[Entries from a visual dataset]
* Start *

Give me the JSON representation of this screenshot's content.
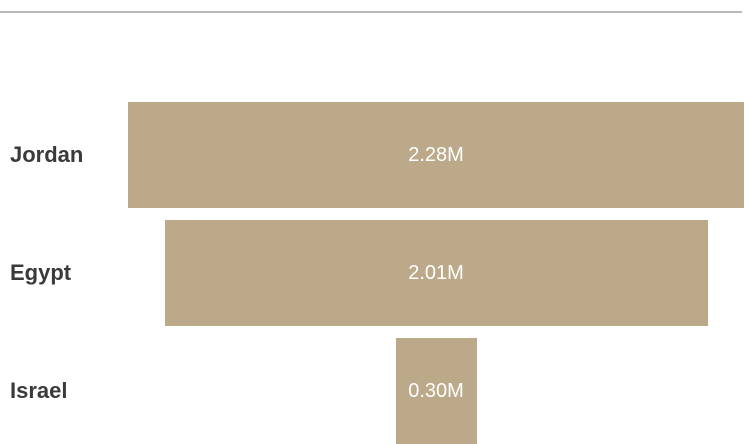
{
  "chart_data": {
    "type": "bar",
    "orientation": "horizontal",
    "style": "funnel",
    "title": "",
    "categories": [
      "Jordan",
      "Egypt",
      "Israel"
    ],
    "values": [
      2.28,
      2.01,
      0.3
    ],
    "value_labels": [
      "2.28M",
      "2.01M",
      "0.30M"
    ],
    "unit": "M",
    "color": "#bba98a",
    "grid": false,
    "legend": "none"
  }
}
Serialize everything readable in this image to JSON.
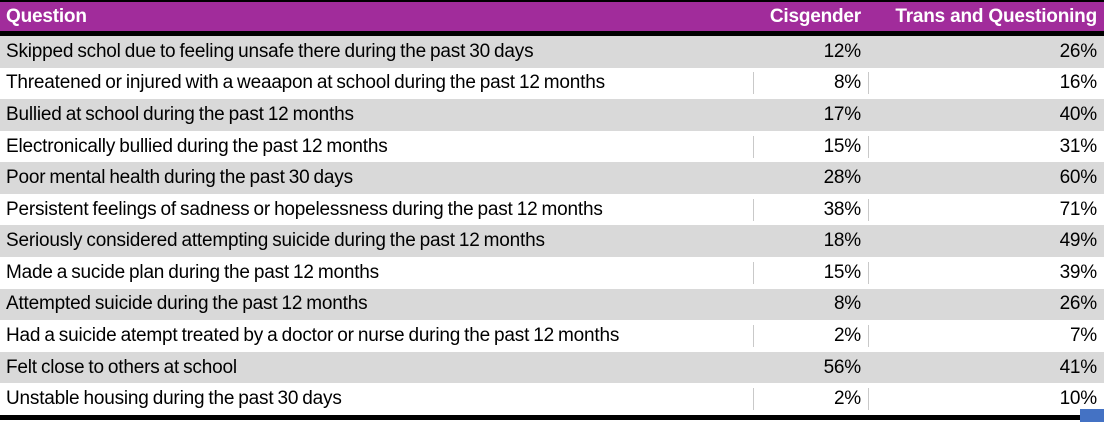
{
  "table": {
    "header": {
      "question": "Question",
      "cisgender": "Cisgender",
      "trans": "Trans and Questioning"
    },
    "rows": [
      {
        "question": "Skipped schol due to feeling unsafe there during the past 30 days",
        "cisgender": "12%",
        "trans": "26%"
      },
      {
        "question": "Threatened or injured with a weaapon at school during the past 12 months",
        "cisgender": "8%",
        "trans": "16%"
      },
      {
        "question": "Bullied at school during the past 12 months",
        "cisgender": "17%",
        "trans": "40%"
      },
      {
        "question": "Electronically bullied during the past 12 months",
        "cisgender": "15%",
        "trans": "31%"
      },
      {
        "question": "Poor mental health during the past 30 days",
        "cisgender": "28%",
        "trans": "60%"
      },
      {
        "question": "Persistent feelings of sadness or hopelessness during the past 12 months",
        "cisgender": "38%",
        "trans": "71%"
      },
      {
        "question": "Seriously considered attempting suicide during the past 12 months",
        "cisgender": "18%",
        "trans": "49%"
      },
      {
        "question": "Made a sucide plan during the past 12 months",
        "cisgender": "15%",
        "trans": "39%"
      },
      {
        "question": "Attempted suicide during the past 12 months",
        "cisgender": "8%",
        "trans": "26%"
      },
      {
        "question": "Had a suicide atempt treated by a doctor or nurse during the past 12 months",
        "cisgender": "2%",
        "trans": "7%"
      },
      {
        "question": "Felt close to others at school",
        "cisgender": "56%",
        "trans": "41%"
      },
      {
        "question": "Unstable housing during the past 30 days",
        "cisgender": "2%",
        "trans": "10%"
      }
    ]
  },
  "colors": {
    "header_bg": "#A12C9B",
    "header_text": "#ffffff",
    "alt_row_bg": "#D9D9D9",
    "row_bg": "#ffffff",
    "border": "#000000",
    "gridline": "#c9c9c9",
    "fill_handle": "#4472C4"
  },
  "chart_data": {
    "type": "table",
    "title": "",
    "columns": [
      "Question",
      "Cisgender",
      "Trans and Questioning"
    ],
    "categories": [
      "Skipped schol due to feeling unsafe there during the past 30 days",
      "Threatened or injured with a weaapon at school during the past 12 months",
      "Bullied at school during the past 12 months",
      "Electronically bullied during the past 12 months",
      "Poor mental health during the past 30 days",
      "Persistent feelings of sadness or hopelessness during the past 12 months",
      "Seriously considered attempting suicide during the past 12 months",
      "Made a sucide plan during the past 12 months",
      "Attempted suicide during the past 12 months",
      "Had a suicide atempt treated by a doctor or nurse during the past 12 months",
      "Felt close to others at school",
      "Unstable housing during the past 30 days"
    ],
    "series": [
      {
        "name": "Cisgender",
        "values": [
          12,
          8,
          17,
          15,
          28,
          38,
          18,
          15,
          8,
          2,
          56,
          2
        ]
      },
      {
        "name": "Trans and Questioning",
        "values": [
          26,
          16,
          40,
          31,
          60,
          71,
          49,
          39,
          26,
          7,
          41,
          10
        ]
      }
    ],
    "value_format": "percent",
    "layout": {
      "alternating_row_shading": true,
      "header_style": "bold white on purple",
      "numeric_alignment": "right"
    }
  }
}
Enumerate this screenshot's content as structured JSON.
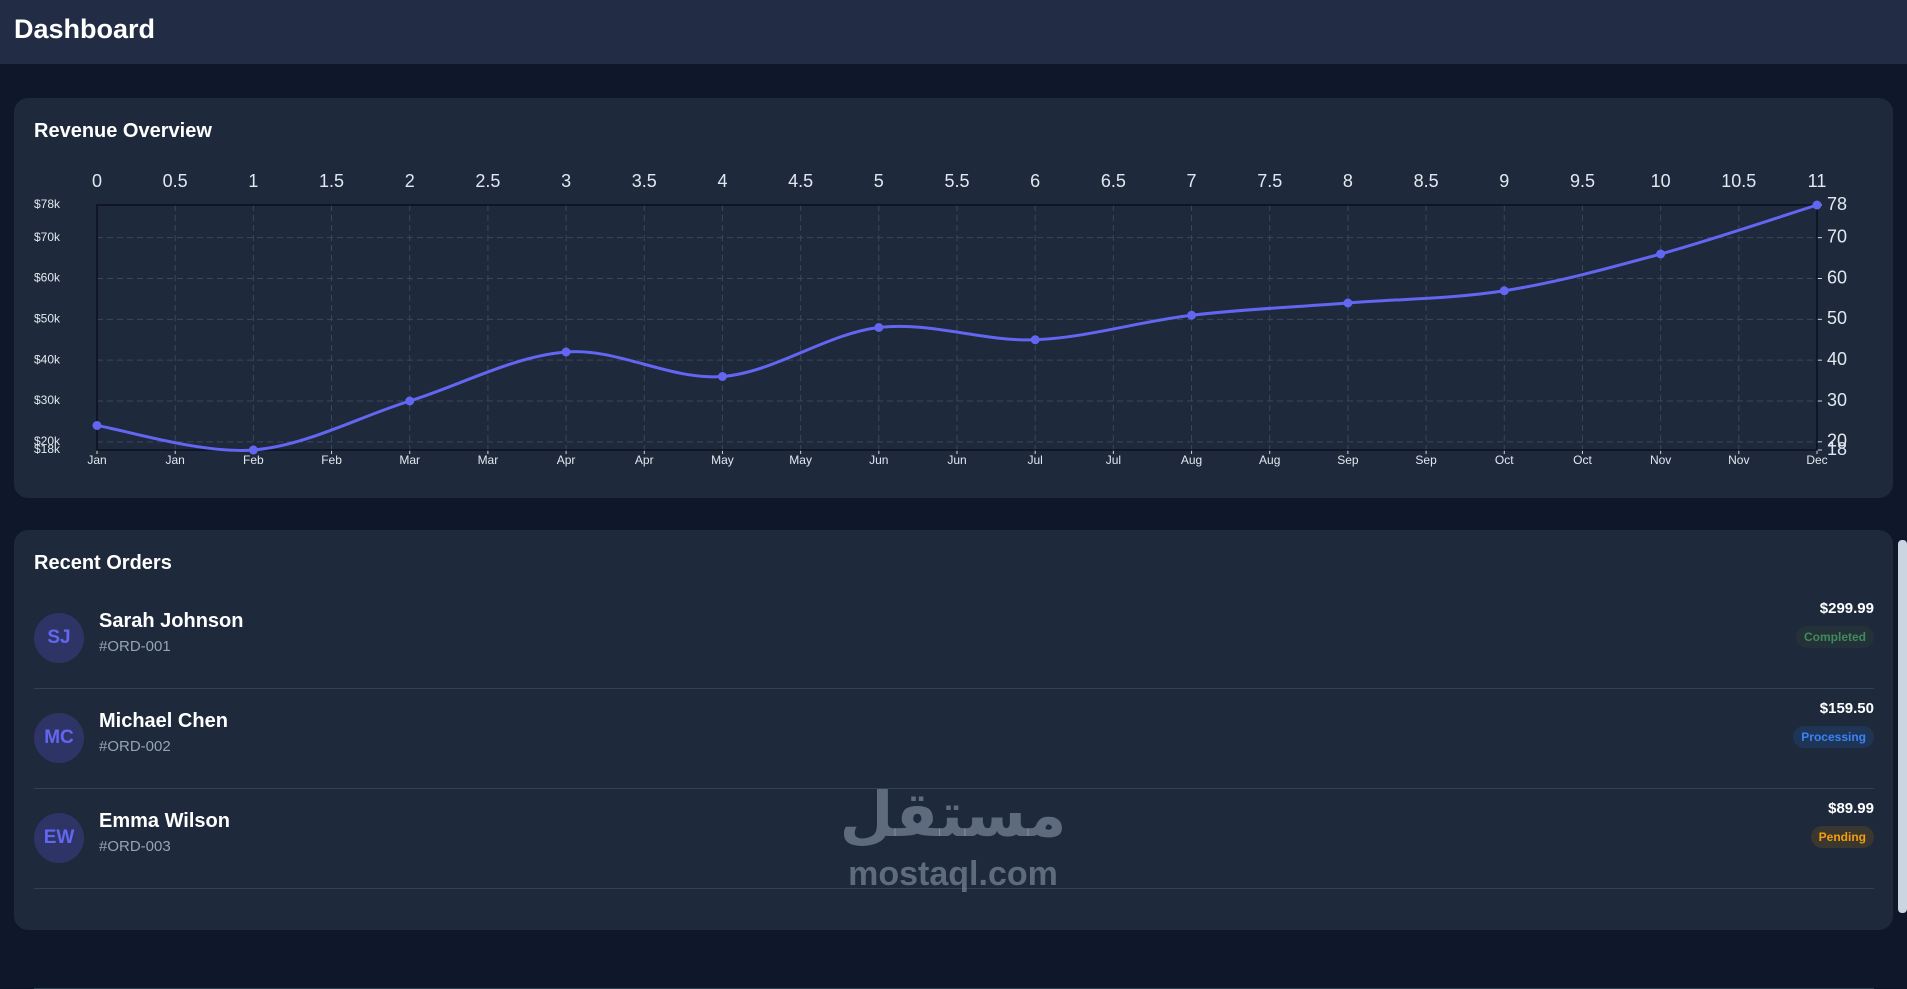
{
  "header": {
    "title": "Dashboard"
  },
  "chart_data": {
    "type": "line",
    "title": "Revenue Overview",
    "x": [
      0,
      1,
      2,
      3,
      4,
      5,
      6,
      7,
      8,
      9,
      10,
      11
    ],
    "series": [
      {
        "color": "#6366f1",
        "values": [
          24,
          18,
          30,
          42,
          36,
          48,
          45,
          51,
          54,
          57,
          66,
          78
        ]
      }
    ],
    "xlim": [
      0,
      11
    ],
    "xticks": [
      0,
      0.5,
      1,
      1.5,
      2,
      2.5,
      3,
      3.5,
      4,
      4.5,
      5,
      5.5,
      6,
      6.5,
      7,
      7.5,
      8,
      8.5,
      9,
      9.5,
      10,
      10.5,
      11
    ],
    "bottom_ticks": [
      {
        "value": 0,
        "label": "Jan"
      },
      {
        "value": 0.5,
        "label": "Jan"
      },
      {
        "value": 1,
        "label": "Feb"
      },
      {
        "value": 1.5,
        "label": "Feb"
      },
      {
        "value": 2,
        "label": "Mar"
      },
      {
        "value": 2.5,
        "label": "Mar"
      },
      {
        "value": 3,
        "label": "Apr"
      },
      {
        "value": 3.5,
        "label": "Apr"
      },
      {
        "value": 4,
        "label": "May"
      },
      {
        "value": 4.5,
        "label": "May"
      },
      {
        "value": 5,
        "label": "Jun"
      },
      {
        "value": 5.5,
        "label": "Jun"
      },
      {
        "value": 6,
        "label": "Jul"
      },
      {
        "value": 6.5,
        "label": "Jul"
      },
      {
        "value": 7,
        "label": "Aug"
      },
      {
        "value": 7.5,
        "label": "Aug"
      },
      {
        "value": 8,
        "label": "Sep"
      },
      {
        "value": 8.5,
        "label": "Sep"
      },
      {
        "value": 9,
        "label": "Oct"
      },
      {
        "value": 9.5,
        "label": "Oct"
      },
      {
        "value": 10,
        "label": "Nov"
      },
      {
        "value": 10.5,
        "label": "Nov"
      },
      {
        "value": 11,
        "label": "Dec"
      }
    ],
    "ylim": [
      18,
      78
    ],
    "yticks": [
      {
        "value": 18,
        "label": "$18k"
      },
      {
        "value": 20,
        "label": "$20k"
      },
      {
        "value": 30,
        "label": "$30k"
      },
      {
        "value": 40,
        "label": "$40k"
      },
      {
        "value": 50,
        "label": "$50k"
      },
      {
        "value": 60,
        "label": "$60k"
      },
      {
        "value": 70,
        "label": "$70k"
      },
      {
        "value": 78,
        "label": "$78k"
      }
    ],
    "y2lim": [
      18,
      78
    ],
    "y2ticks": [
      18,
      20,
      30,
      40,
      50,
      60,
      70,
      78
    ],
    "grid": true
  },
  "orders": {
    "title": "Recent Orders",
    "rows": [
      {
        "initials": "SJ",
        "name": "Sarah Johnson",
        "id": "#ORD-001",
        "amount": "$299.99",
        "status": "Completed"
      },
      {
        "initials": "MC",
        "name": "Michael Chen",
        "id": "#ORD-002",
        "amount": "$159.50",
        "status": "Processing"
      },
      {
        "initials": "EW",
        "name": "Emma Wilson",
        "id": "#ORD-003",
        "amount": "$89.99",
        "status": "Pending"
      }
    ]
  },
  "watermark": {
    "arabic": "مستقل",
    "latin": "mostaql.com"
  }
}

* End *

- **CHALLENGE**:
Return every line from the records above that holds the word "Persistent".

- **WRITTEN ANSWER**:
        "question": "Persistent feelings of sadness or hopelessness during the past 12 months",
      "Persistent feelings of sadness or hopelessness during the past 12 months",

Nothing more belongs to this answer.